▶ STATED TASK
Each record needs to be echoed exactly; can you do that?

▶ Collected data
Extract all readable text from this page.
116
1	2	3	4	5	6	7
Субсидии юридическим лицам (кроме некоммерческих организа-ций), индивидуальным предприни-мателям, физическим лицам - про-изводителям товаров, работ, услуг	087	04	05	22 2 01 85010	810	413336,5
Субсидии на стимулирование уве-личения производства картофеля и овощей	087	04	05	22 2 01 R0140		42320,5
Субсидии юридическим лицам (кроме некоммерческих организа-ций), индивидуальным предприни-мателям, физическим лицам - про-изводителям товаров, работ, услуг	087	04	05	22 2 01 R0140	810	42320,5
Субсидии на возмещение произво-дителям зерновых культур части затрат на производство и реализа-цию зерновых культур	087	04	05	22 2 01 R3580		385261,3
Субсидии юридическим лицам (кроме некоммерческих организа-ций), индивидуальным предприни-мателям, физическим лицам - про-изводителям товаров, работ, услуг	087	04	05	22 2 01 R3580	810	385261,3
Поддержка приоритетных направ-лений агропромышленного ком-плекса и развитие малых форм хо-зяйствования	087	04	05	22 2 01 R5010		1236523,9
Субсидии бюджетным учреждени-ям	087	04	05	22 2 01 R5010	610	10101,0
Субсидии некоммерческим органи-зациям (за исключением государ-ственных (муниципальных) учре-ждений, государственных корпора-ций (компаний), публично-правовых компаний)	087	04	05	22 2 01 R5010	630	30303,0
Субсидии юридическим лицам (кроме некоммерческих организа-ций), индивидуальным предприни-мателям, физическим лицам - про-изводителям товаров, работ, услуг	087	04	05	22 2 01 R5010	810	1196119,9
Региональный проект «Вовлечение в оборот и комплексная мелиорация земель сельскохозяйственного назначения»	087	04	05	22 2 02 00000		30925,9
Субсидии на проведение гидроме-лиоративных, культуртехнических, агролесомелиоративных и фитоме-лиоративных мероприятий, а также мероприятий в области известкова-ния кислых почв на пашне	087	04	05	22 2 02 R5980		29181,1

▶ RESPONSE FOR THIS EXERCISE
Extract all readable text from this page.
116
1	2	3	4	5	6	7
Субсидии юридическим лицам (кроме некоммерческих организа-ций), индивидуальным предприни-мателям, физическим лицам - про-изводителям товаров, работ, услуг	087	04	05	22 2 01 85010	810	413336,5
Субсидии на стимулирование уве-личения производства картофеля и овощей	087	04	05	22 2 01 R0140		42320,5
Субсидии юридическим лицам (кроме некоммерческих организа-ций), индивидуальным предприни-мателям, физическим лицам - про-изводителям товаров, работ, услуг	087	04	05	22 2 01 R0140	810	42320,5
Субсидии на возмещение произво-дителям зерновых культур части затрат на производство и реализа-цию зерновых культур	087	04	05	22 2 01 R3580		385261,3
Субсидии юридическим лицам (кроме некоммерческих организа-ций), индивидуальным предприни-мателям, физическим лицам - про-изводителям товаров, работ, услуг	087	04	05	22 2 01 R3580	810	385261,3
Поддержка приоритетных направ-лений агропромышленного ком-плекса и развитие малых форм хо-зяйствования	087	04	05	22 2 01 R5010		1236523,9
Субсидии бюджетным учреждени-ям	087	04	05	22 2 01 R5010	610	10101,0
Субсидии некоммерческим органи-зациям (за исключением государ-ственных (муниципальных) учре-ждений, государственных корпора-ций (компаний), публично-правовых компаний)	087	04	05	22 2 01 R5010	630	30303,0
Субсидии юридическим лицам (кроме некоммерческих организа-ций), индивидуальным предприни-мателям, физическим лицам - про-изводителям товаров, работ, услуг	087	04	05	22 2 01 R5010	810	1196119,9
Региональный проект «Вовлечение в оборот и комплексная мелиорация земель сельскохозяйственного назначения»	087	04	05	22 2 02 00000		30925,9
Субсидии на проведение гидроме-лиоративных, культуртехнических, агролесомелиоративных и фитоме-лиоративных мероприятий, а также мероприятий в области известкова-ния кислых почв на пашне	087	04	05	22 2 02 R5980		29181,1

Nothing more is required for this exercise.